*Records for processing*
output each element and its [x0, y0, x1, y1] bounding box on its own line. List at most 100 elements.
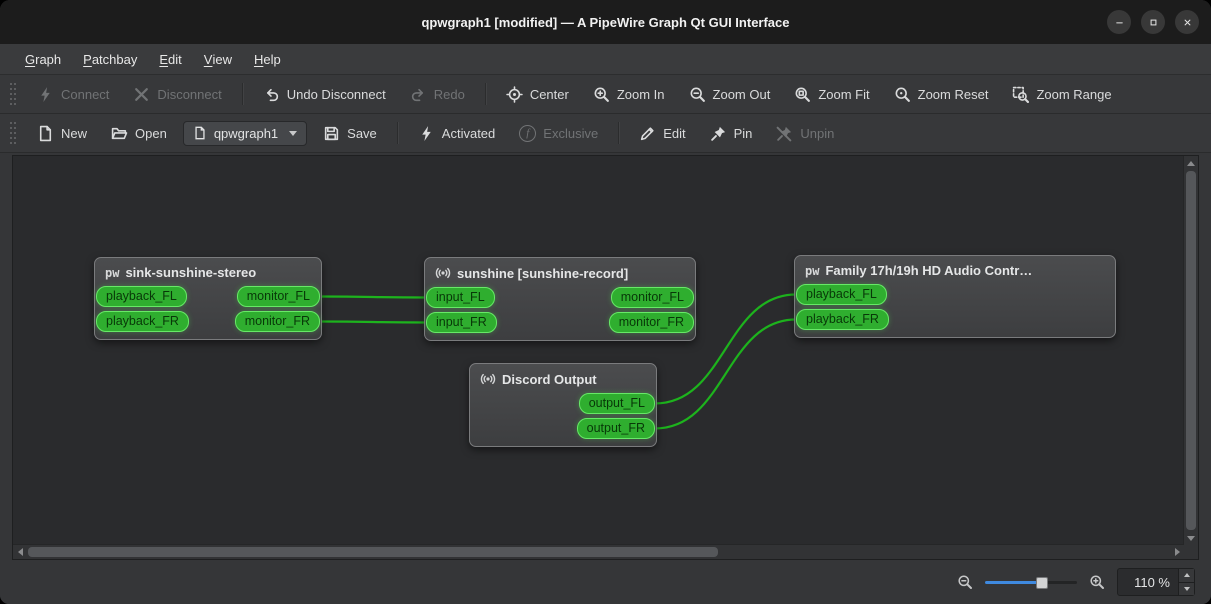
file-icon — [195, 126, 205, 140]
node-header: sunshine [sunshine-record] — [425, 262, 695, 287]
zoom-slider-handle[interactable] — [1036, 577, 1049, 589]
spin-up-button[interactable] — [1179, 569, 1194, 583]
new-button[interactable]: New — [29, 120, 95, 147]
zoom-spinbox[interactable]: 110 % — [1117, 568, 1195, 596]
graph-node-family-audio[interactable]: pw Family 17h/19h HD Audio Contr… playba… — [794, 255, 1116, 338]
node-header: pw sink-sunshine-stereo — [95, 262, 321, 286]
unpin-icon — [777, 126, 792, 141]
open-button[interactable]: Open — [103, 120, 175, 147]
edit-button[interactable]: Edit — [631, 120, 693, 147]
port-input-fl[interactable]: input_FL — [426, 287, 495, 308]
app-window: qpwgraph1 [modified] — A PipeWire Graph … — [0, 0, 1211, 604]
vertical-scroll-thumb[interactable] — [1186, 171, 1196, 530]
new-label: New — [61, 125, 88, 141]
spin-down-button[interactable] — [1179, 582, 1194, 595]
graph-toolbar: Connect Disconnect Undo Disconnect Redo … — [0, 75, 1211, 114]
toolbar-separator — [241, 83, 243, 105]
toolbar-separator — [484, 83, 486, 105]
port-monitor-fl[interactable]: monitor_FL — [236, 286, 320, 307]
toolbar-grip[interactable] — [10, 122, 17, 144]
node-title: Discord Output — [502, 371, 597, 387]
redo-button[interactable]: Redo — [402, 81, 473, 108]
status-bar: 110 % — [0, 560, 1211, 604]
node-title: sink-sunshine-stereo — [125, 265, 257, 280]
open-label: Open — [135, 125, 167, 141]
port-monitor-fr[interactable]: monitor_FR — [608, 312, 694, 333]
window-title: qpwgraph1 [modified] — A PipeWire Graph … — [421, 14, 790, 30]
zoom-slider[interactable] — [985, 574, 1077, 590]
menu-edit[interactable]: Edit — [148, 44, 192, 74]
pin-label: Pin — [733, 125, 753, 141]
edit-pencil-icon — [641, 126, 654, 140]
menu-view[interactable]: View — [193, 44, 243, 74]
zoom-fit-button[interactable]: Zoom Fit — [786, 81, 877, 108]
zoom-reset-button[interactable]: Zoom Reset — [886, 81, 997, 108]
scroll-right-button[interactable] — [1170, 545, 1184, 559]
zoom-in-button[interactable]: Zoom In — [585, 81, 673, 108]
open-folder-icon — [111, 127, 128, 139]
undo-disconnect-button[interactable]: Undo Disconnect — [255, 81, 394, 108]
disconnect-label: Disconnect — [157, 86, 222, 102]
menu-graph[interactable]: Graph — [14, 44, 72, 74]
exclusive-button[interactable]: f Exclusive — [511, 120, 606, 147]
connect-button[interactable]: Connect — [29, 81, 117, 108]
node-ports: output_FL output_FR — [470, 393, 656, 439]
scroll-up-button[interactable] — [1184, 156, 1198, 170]
menu-help[interactable]: Help — [243, 44, 292, 74]
graph-node-discord[interactable]: Discord Output output_FL output_FR — [469, 363, 657, 447]
save-button[interactable]: Save — [315, 120, 385, 147]
toolbar-separator — [618, 122, 620, 144]
audio-app-icon — [435, 267, 451, 279]
menu-patchbay[interactable]: Patchbay — [72, 44, 148, 74]
horizontal-scrollbar[interactable] — [13, 544, 1184, 559]
zoom-out-icon — [690, 87, 705, 102]
zoom-reset-label: Zoom Reset — [917, 86, 989, 102]
center-label: Center — [529, 86, 569, 102]
port-input-fr[interactable]: input_FR — [426, 312, 497, 333]
zoom-fit-label: Zoom Fit — [818, 86, 870, 102]
undo-icon — [266, 88, 278, 101]
horizontal-scroll-thumb[interactable] — [28, 547, 718, 557]
port-playback-fl[interactable]: playback_FL — [96, 286, 187, 307]
arrow-up-icon — [1183, 573, 1190, 578]
minimize-button[interactable] — [1107, 10, 1131, 34]
graph-node-sink-sunshine[interactable]: pw sink-sunshine-stereo playback_FL moni… — [94, 257, 322, 340]
maximize-button[interactable] — [1141, 10, 1165, 34]
center-button[interactable]: Center — [498, 81, 577, 108]
pin-button[interactable]: Pin — [702, 120, 761, 147]
zoom-range-button[interactable]: Zoom Range — [1004, 81, 1119, 108]
arrow-up-icon — [1187, 160, 1195, 166]
spin-buttons — [1178, 569, 1194, 595]
port-monitor-fr[interactable]: monitor_FR — [234, 311, 320, 332]
scroll-left-button[interactable] — [13, 545, 27, 559]
scroll-down-button[interactable] — [1184, 531, 1198, 545]
patchbay-file-value: qpwgraph1 — [213, 125, 279, 141]
port-monitor-fl[interactable]: monitor_FL — [610, 287, 694, 308]
port-output-fr[interactable]: output_FR — [576, 418, 655, 439]
port-output-fl[interactable]: output_FL — [578, 393, 655, 414]
graph-canvas[interactable]: pw sink-sunshine-stereo playback_FL moni… — [13, 156, 1184, 545]
zoom-slider-fill — [985, 581, 1043, 584]
vertical-scrollbar[interactable] — [1183, 156, 1198, 545]
port-playback-fl[interactable]: playback_FL — [796, 284, 887, 305]
disconnect-button[interactable]: Disconnect — [125, 81, 229, 108]
node-ports: playback_FL monitor_FL playback_FR monit… — [95, 286, 321, 332]
graph-node-sunshine[interactable]: sunshine [sunshine-record] input_FL moni… — [424, 257, 696, 341]
activated-icon — [422, 125, 431, 141]
undo-disconnect-label: Undo Disconnect — [286, 86, 386, 102]
window-controls — [1107, 0, 1199, 44]
zoom-out-icon — [958, 575, 972, 589]
zoom-out-label: Zoom Out — [712, 86, 771, 102]
port-playback-fr[interactable]: playback_FR — [96, 311, 189, 332]
zoom-range-label: Zoom Range — [1036, 86, 1112, 102]
patchbay-file-combo[interactable]: qpwgraph1 — [182, 120, 308, 146]
zoom-value[interactable]: 110 % — [1118, 569, 1178, 595]
activated-button[interactable]: Activated — [410, 120, 503, 147]
toolbar-grip[interactable] — [10, 83, 17, 105]
port-playback-fr[interactable]: playback_FR — [796, 309, 889, 330]
node-title: Family 17h/19h HD Audio Contr… — [825, 263, 1033, 278]
audio-app-icon — [480, 373, 496, 385]
close-button[interactable] — [1175, 10, 1199, 34]
zoom-out-button[interactable]: Zoom Out — [681, 81, 779, 108]
unpin-button[interactable]: Unpin — [768, 120, 842, 147]
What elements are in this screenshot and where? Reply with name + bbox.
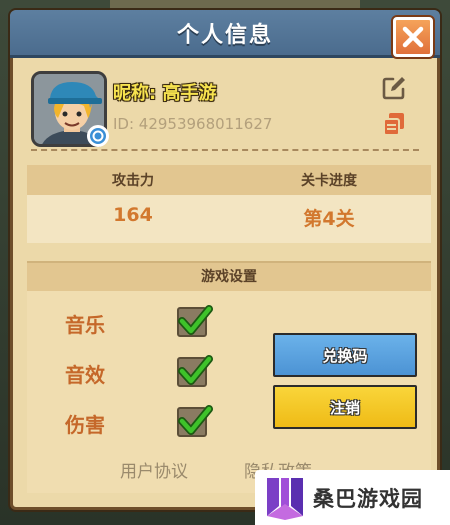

*Challenge*
Copy the lines unchanged, starting at the line that contains "file-icon — [195, 126, 205, 140]" and ending at the line that contains "port-input-fl[interactable]: input_FL —", with both of those lines included.

*Solution to this problem*
file-icon — [195, 126, 205, 140]
node-header: sunshine [sunshine-record] — [425, 262, 695, 287]
zoom-slider-handle[interactable] — [1036, 577, 1049, 589]
spin-up-button[interactable] — [1179, 569, 1194, 583]
new-button[interactable]: New — [29, 120, 95, 147]
zoom-spinbox[interactable]: 110 % — [1117, 568, 1195, 596]
graph-node-family-audio[interactable]: pw Family 17h/19h HD Audio Contr… playba… — [794, 255, 1116, 338]
node-header: pw sink-sunshine-stereo — [95, 262, 321, 286]
unpin-icon — [777, 126, 792, 141]
open-button[interactable]: Open — [103, 120, 175, 147]
edit-button[interactable]: Edit — [631, 120, 693, 147]
port-input-fl[interactable]: input_FL — [426, 287, 495, 308]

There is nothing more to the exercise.